— Extracted records —

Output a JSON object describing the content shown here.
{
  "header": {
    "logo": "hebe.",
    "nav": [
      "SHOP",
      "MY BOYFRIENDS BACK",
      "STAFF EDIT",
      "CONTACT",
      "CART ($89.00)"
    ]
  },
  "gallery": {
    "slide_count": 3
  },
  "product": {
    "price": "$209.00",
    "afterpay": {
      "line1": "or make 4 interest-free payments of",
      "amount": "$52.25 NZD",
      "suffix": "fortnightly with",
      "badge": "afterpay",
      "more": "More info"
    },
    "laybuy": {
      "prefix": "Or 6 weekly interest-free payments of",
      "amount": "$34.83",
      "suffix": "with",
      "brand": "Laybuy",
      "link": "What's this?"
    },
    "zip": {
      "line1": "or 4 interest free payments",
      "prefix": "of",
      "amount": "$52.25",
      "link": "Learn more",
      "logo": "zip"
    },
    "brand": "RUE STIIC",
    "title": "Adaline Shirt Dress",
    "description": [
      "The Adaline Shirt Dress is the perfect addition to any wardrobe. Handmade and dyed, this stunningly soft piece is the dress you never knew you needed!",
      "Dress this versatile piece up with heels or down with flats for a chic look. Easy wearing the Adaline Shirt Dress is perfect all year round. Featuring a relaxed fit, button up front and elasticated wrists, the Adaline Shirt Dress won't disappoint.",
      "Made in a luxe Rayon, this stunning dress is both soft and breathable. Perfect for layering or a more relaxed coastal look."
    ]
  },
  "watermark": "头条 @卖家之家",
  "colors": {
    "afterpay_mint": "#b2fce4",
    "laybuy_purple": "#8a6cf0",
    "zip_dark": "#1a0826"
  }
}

— Exercise details —
Copy out all of the records above with nothing altered.

— Exercise response —
Output a JSON object describing the content shown here.
{
  "header": {
    "logo": "hebe.",
    "nav": [
      "SHOP",
      "MY BOYFRIENDS BACK",
      "STAFF EDIT",
      "CONTACT",
      "CART ($89.00)"
    ]
  },
  "gallery": {
    "slide_count": 3
  },
  "product": {
    "price": "$209.00",
    "afterpay": {
      "line1": "or make 4 interest-free payments of",
      "amount": "$52.25 NZD",
      "suffix": "fortnightly with",
      "badge": "afterpay",
      "more": "More info"
    },
    "laybuy": {
      "prefix": "Or 6 weekly interest-free payments of",
      "amount": "$34.83",
      "suffix": "with",
      "brand": "Laybuy",
      "link": "What's this?"
    },
    "zip": {
      "line1": "or 4 interest free payments",
      "prefix": "of",
      "amount": "$52.25",
      "link": "Learn more",
      "logo": "zip"
    },
    "brand": "RUE STIIC",
    "title": "Adaline Shirt Dress",
    "description": [
      "The Adaline Shirt Dress is the perfect addition to any wardrobe. Handmade and dyed, this stunningly soft piece is the dress you never knew you needed!",
      "Dress this versatile piece up with heels or down with flats for a chic look. Easy wearing the Adaline Shirt Dress is perfect all year round. Featuring a relaxed fit, button up front and elasticated wrists, the Adaline Shirt Dress won't disappoint.",
      "Made in a luxe Rayon, this stunning dress is both soft and breathable. Perfect for layering or a more relaxed coastal look."
    ]
  },
  "watermark": "头条 @卖家之家",
  "colors": {
    "afterpay_mint": "#b2fce4",
    "laybuy_purple": "#8a6cf0",
    "zip_dark": "#1a0826"
  }
}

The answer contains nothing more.